** Begin **

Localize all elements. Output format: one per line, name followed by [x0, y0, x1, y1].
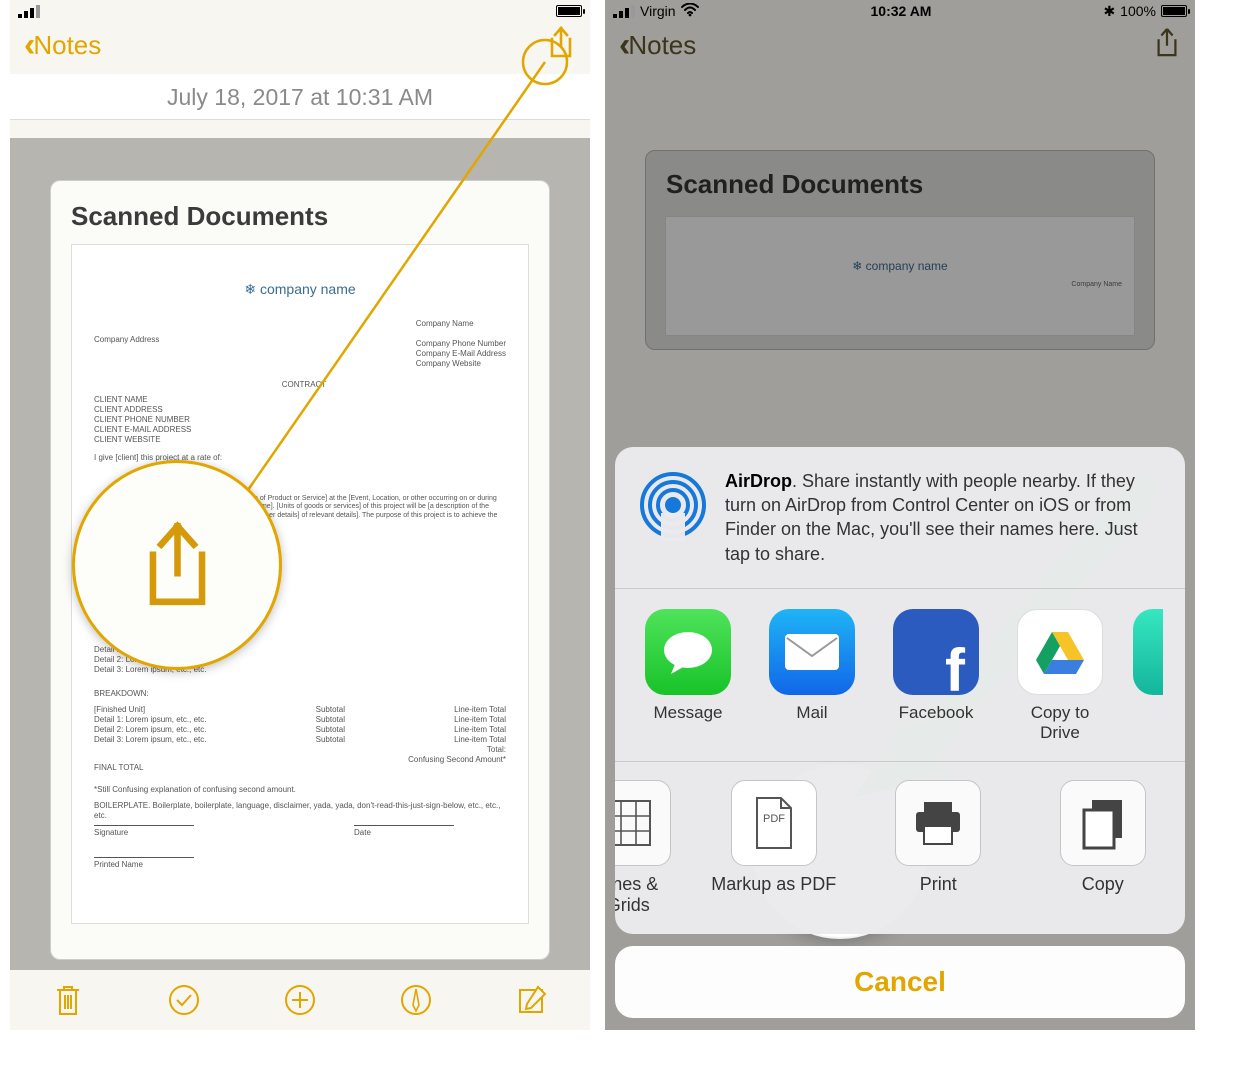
airdrop-text: AirDrop. Share instantly with people nea…: [725, 469, 1163, 566]
action-copy[interactable]: Copy: [1039, 780, 1167, 916]
right-phone-screenshot: Virgin 10:32 AM ✱ 100% ‹ Notes Scanned: [605, 0, 1195, 1030]
copy-icon: [1060, 780, 1146, 866]
compose-icon[interactable]: [514, 982, 550, 1018]
share-app-facebook[interactable]: Facebook: [885, 609, 987, 743]
share-sheet: AirDrop. Share instantly with people nea…: [615, 447, 1185, 1018]
printer-icon: [895, 780, 981, 866]
add-icon[interactable]: [282, 982, 318, 1018]
drive-icon: [1017, 609, 1103, 695]
doc-logo: ❄ company name: [244, 281, 355, 298]
share-apps-row: Message Mail Facebook: [615, 589, 1185, 762]
share-app-message[interactable]: Message: [637, 609, 739, 743]
action-lines-grids[interactable]: Lines & Grids: [615, 780, 673, 916]
left-phone-screenshot: ‹ Notes July 18, 2017 at 10:31 AM Scanne…: [10, 0, 590, 1030]
share-app-drive[interactable]: Copy to Drive: [1009, 609, 1111, 743]
signal-icon: [18, 5, 40, 18]
cancel-button[interactable]: Cancel: [615, 946, 1185, 1018]
nav-bar: ‹ Notes: [10, 16, 590, 74]
airdrop-icon: [637, 469, 709, 541]
message-icon: [645, 609, 731, 695]
svg-text:PDF: PDF: [763, 813, 785, 825]
back-label: Notes: [628, 30, 696, 61]
status-bar: [10, 0, 590, 16]
battery-icon: [556, 5, 582, 17]
back-button[interactable]: ‹ Notes: [619, 26, 696, 65]
grid-icon: [615, 780, 671, 866]
share-app-mail[interactable]: Mail: [761, 609, 863, 743]
check-icon[interactable]: [166, 982, 202, 1018]
draw-icon[interactable]: [398, 982, 434, 1018]
back-label: Notes: [33, 30, 101, 61]
nav-bar: ‹ Notes: [605, 16, 1195, 74]
share-icon-magnified: [72, 460, 282, 670]
back-button[interactable]: ‹ Notes: [24, 26, 101, 65]
share-button[interactable]: [1153, 27, 1181, 64]
document-preview: ❄ company name Company Name: [665, 216, 1135, 336]
status-bar: Virgin 10:32 AM ✱ 100%: [605, 0, 1195, 16]
action-print[interactable]: Print: [874, 780, 1002, 916]
facebook-icon: [893, 609, 979, 695]
bottom-toolbar: [10, 970, 590, 1030]
mail-icon: [769, 609, 855, 695]
trash-icon[interactable]: [50, 982, 86, 1018]
share-actions-row: Lines & Grids PDF Markup as PDF Print: [615, 762, 1185, 934]
share-button[interactable]: [546, 26, 576, 65]
card-title: Scanned Documents: [71, 201, 529, 232]
action-markup-pdf[interactable]: PDF Markup as PDF: [710, 780, 838, 916]
note-timestamp: July 18, 2017 at 10:31 AM: [10, 74, 590, 120]
share-app-more[interactable]: [1133, 609, 1163, 743]
card-title: Scanned Documents: [666, 169, 1134, 200]
pdf-document-icon: PDF: [731, 780, 817, 866]
airdrop-row[interactable]: AirDrop. Share instantly with people nea…: [615, 447, 1185, 589]
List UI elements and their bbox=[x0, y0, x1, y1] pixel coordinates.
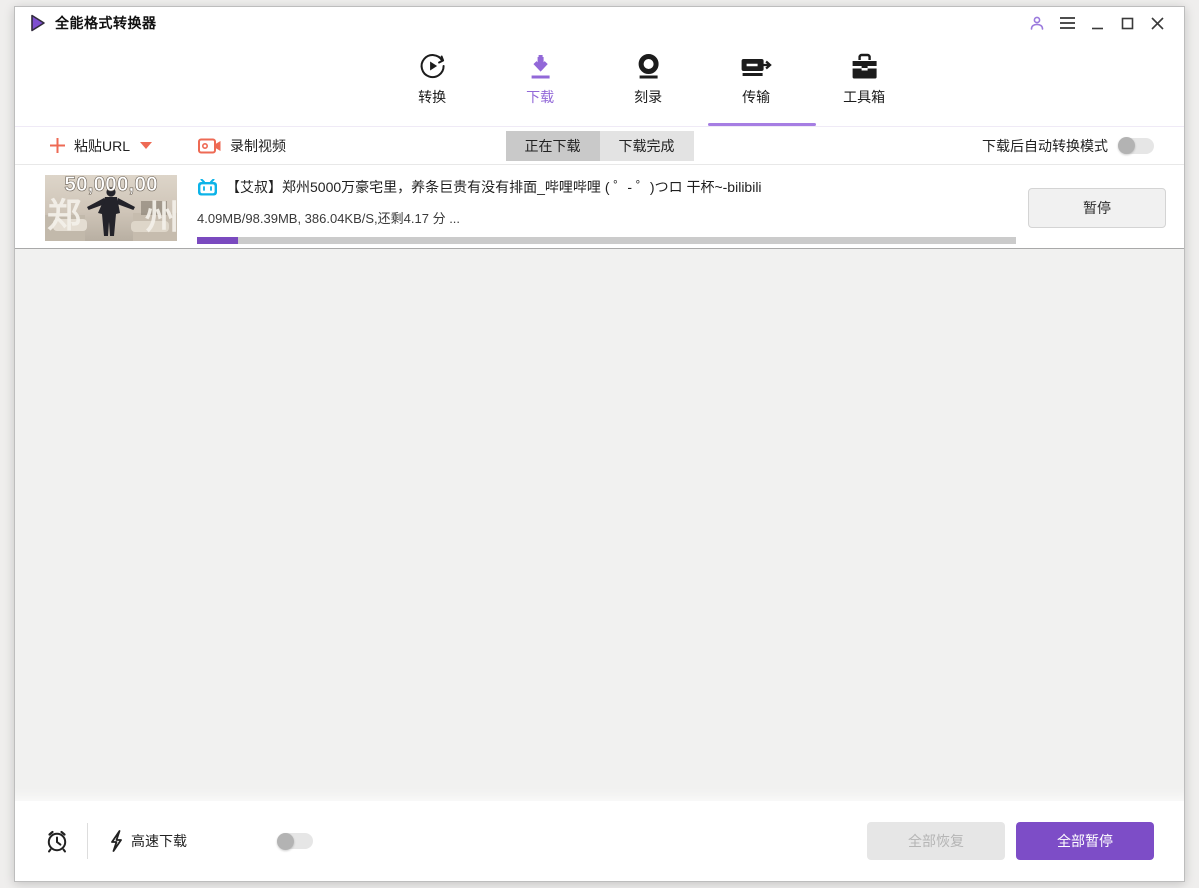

** End **

Task brief:
Rewrite the items starting at the line that has "airdrop-text: AirDrop. Share" and stopping after the line that has "drive-icon: [1017, 609, 1103, 695]", changing "printer-icon" to "print-icon" and keeping everything else the same.

Task response:
airdrop-text: AirDrop. Share instantly with people nea…: [725, 469, 1163, 566]
action-copy[interactable]: Copy: [1039, 780, 1167, 916]
right-phone-screenshot: Virgin 10:32 AM ✱ 100% ‹ Notes Scanned: [605, 0, 1195, 1030]
copy-icon: [1060, 780, 1146, 866]
compose-icon[interactable]: [514, 982, 550, 1018]
share-app-facebook[interactable]: Facebook: [885, 609, 987, 743]
share-sheet: AirDrop. Share instantly with people nea…: [615, 447, 1185, 1018]
print-icon: [895, 780, 981, 866]
add-icon[interactable]: [282, 982, 318, 1018]
drive-icon: [1017, 609, 1103, 695]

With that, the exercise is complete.